### Task prompt
Print each line exactly as it is given.

(Extracted data entries)
--- START ---
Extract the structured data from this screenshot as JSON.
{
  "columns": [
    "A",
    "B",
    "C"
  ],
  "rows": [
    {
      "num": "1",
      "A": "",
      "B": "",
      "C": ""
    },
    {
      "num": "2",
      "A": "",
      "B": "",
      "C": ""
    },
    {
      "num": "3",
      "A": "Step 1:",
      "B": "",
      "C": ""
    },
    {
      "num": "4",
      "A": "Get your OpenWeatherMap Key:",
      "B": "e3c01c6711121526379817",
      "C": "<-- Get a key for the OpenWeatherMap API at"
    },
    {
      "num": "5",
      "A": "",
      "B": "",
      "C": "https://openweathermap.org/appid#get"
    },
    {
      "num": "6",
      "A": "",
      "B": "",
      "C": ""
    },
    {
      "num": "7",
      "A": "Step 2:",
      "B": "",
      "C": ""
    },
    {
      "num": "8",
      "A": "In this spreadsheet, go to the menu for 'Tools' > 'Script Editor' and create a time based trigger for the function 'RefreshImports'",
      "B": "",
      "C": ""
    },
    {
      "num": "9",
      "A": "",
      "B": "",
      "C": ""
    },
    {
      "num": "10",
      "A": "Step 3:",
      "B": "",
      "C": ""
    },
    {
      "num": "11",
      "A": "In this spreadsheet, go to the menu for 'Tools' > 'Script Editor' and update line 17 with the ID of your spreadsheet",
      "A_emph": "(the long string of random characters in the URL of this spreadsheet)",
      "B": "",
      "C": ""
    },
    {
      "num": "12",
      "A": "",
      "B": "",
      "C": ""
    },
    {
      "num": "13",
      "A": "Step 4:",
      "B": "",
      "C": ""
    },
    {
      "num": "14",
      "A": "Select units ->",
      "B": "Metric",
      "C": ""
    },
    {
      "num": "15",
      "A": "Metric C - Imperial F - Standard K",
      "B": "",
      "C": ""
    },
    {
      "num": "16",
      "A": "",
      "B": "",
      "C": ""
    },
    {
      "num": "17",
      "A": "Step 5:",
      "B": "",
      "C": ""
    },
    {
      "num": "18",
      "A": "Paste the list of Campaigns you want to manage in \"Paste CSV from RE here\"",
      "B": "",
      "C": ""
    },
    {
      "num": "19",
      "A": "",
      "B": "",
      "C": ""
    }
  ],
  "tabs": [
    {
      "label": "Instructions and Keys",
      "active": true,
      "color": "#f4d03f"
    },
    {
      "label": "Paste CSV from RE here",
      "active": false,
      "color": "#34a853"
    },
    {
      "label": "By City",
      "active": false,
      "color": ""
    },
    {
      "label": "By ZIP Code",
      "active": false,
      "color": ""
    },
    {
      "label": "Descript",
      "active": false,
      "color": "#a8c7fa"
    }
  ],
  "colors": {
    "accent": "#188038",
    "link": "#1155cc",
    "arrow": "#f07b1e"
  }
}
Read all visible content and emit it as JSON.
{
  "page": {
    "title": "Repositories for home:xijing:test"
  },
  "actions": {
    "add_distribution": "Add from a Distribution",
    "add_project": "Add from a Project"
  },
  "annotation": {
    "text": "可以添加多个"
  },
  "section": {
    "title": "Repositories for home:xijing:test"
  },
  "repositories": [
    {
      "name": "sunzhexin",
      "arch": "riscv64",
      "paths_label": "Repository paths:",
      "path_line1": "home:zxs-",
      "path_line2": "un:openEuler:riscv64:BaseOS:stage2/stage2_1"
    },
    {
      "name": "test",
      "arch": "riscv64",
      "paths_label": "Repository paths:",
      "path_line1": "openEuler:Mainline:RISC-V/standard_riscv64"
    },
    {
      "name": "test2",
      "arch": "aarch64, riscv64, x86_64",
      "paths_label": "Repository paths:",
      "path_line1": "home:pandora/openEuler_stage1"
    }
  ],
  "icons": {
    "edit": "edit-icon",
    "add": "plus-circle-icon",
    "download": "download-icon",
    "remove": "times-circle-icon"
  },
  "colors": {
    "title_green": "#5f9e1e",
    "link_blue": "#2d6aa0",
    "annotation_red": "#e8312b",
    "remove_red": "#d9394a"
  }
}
--- END ---
### Full output
Extract the structured data from this screenshot as JSON.
{
  "columns": [
    "A",
    "B",
    "C"
  ],
  "rows": [
    {
      "num": "1",
      "A": "",
      "B": "",
      "C": ""
    },
    {
      "num": "2",
      "A": "",
      "B": "",
      "C": ""
    },
    {
      "num": "3",
      "A": "Step 1:",
      "B": "",
      "C": ""
    },
    {
      "num": "4",
      "A": "Get your OpenWeatherMap Key:",
      "B": "e3c01c6711121526379817",
      "C": "<-- Get a key for the OpenWeatherMap API at"
    },
    {
      "num": "5",
      "A": "",
      "B": "",
      "C": "https://openweathermap.org/appid#get"
    },
    {
      "num": "6",
      "A": "",
      "B": "",
      "C": ""
    },
    {
      "num": "7",
      "A": "Step 2:",
      "B": "",
      "C": ""
    },
    {
      "num": "8",
      "A": "In this spreadsheet, go to the menu for 'Tools' > 'Script Editor' and create a time based trigger for the function 'RefreshImports'",
      "B": "",
      "C": ""
    },
    {
      "num": "9",
      "A": "",
      "B": "",
      "C": ""
    },
    {
      "num": "10",
      "A": "Step 3:",
      "B": "",
      "C": ""
    },
    {
      "num": "11",
      "A": "In this spreadsheet, go to the menu for 'Tools' > 'Script Editor' and update line 17 with the ID of your spreadsheet",
      "A_emph": "(the long string of random characters in the URL of this spreadsheet)",
      "B": "",
      "C": ""
    },
    {
      "num": "12",
      "A": "",
      "B": "",
      "C": ""
    },
    {
      "num": "13",
      "A": "Step 4:",
      "B": "",
      "C": ""
    },
    {
      "num": "14",
      "A": "Select units ->",
      "B": "Metric",
      "C": ""
    },
    {
      "num": "15",
      "A": "Metric C - Imperial F - Standard K",
      "B": "",
      "C": ""
    },
    {
      "num": "16",
      "A": "",
      "B": "",
      "C": ""
    },
    {
      "num": "17",
      "A": "Step 5:",
      "B": "",
      "C": ""
    },
    {
      "num": "18",
      "A": "Paste the list of Campaigns you want to manage in \"Paste CSV from RE here\"",
      "B": "",
      "C": ""
    },
    {
      "num": "19",
      "A": "",
      "B": "",
      "C": ""
    }
  ],
  "tabs": [
    {
      "label": "Instructions and Keys",
      "active": true,
      "color": "#f4d03f"
    },
    {
      "label": "Paste CSV from RE here",
      "active": false,
      "color": "#34a853"
    },
    {
      "label": "By City",
      "active": false,
      "color": ""
    },
    {
      "label": "By ZIP Code",
      "active": false,
      "color": ""
    },
    {
      "label": "Descript",
      "active": false,
      "color": "#a8c7fa"
    }
  ],
  "colors": {
    "accent": "#188038",
    "link": "#1155cc",
    "arrow": "#f07b1e"
  }
}
Read all visible content and emit it as JSON.
{
  "page": {
    "title": "Repositories for home:xijing:test"
  },
  "actions": {
    "add_distribution": "Add from a Distribution",
    "add_project": "Add from a Project"
  },
  "annotation": {
    "text": "可以添加多个"
  },
  "section": {
    "title": "Repositories for home:xijing:test"
  },
  "repositories": [
    {
      "name": "sunzhexin",
      "arch": "riscv64",
      "paths_label": "Repository paths:",
      "path_line1": "home:zxs-",
      "path_line2": "un:openEuler:riscv64:BaseOS:stage2/stage2_1"
    },
    {
      "name": "test",
      "arch": "riscv64",
      "paths_label": "Repository paths:",
      "path_line1": "openEuler:Mainline:RISC-V/standard_riscv64"
    },
    {
      "name": "test2",
      "arch": "aarch64, riscv64, x86_64",
      "paths_label": "Repository paths:",
      "path_line1": "home:pandora/openEuler_stage1"
    }
  ],
  "icons": {
    "edit": "edit-icon",
    "add": "plus-circle-icon",
    "download": "download-icon",
    "remove": "times-circle-icon"
  },
  "colors": {
    "title_green": "#5f9e1e",
    "link_blue": "#2d6aa0",
    "annotation_red": "#e8312b",
    "remove_red": "#d9394a"
  }
}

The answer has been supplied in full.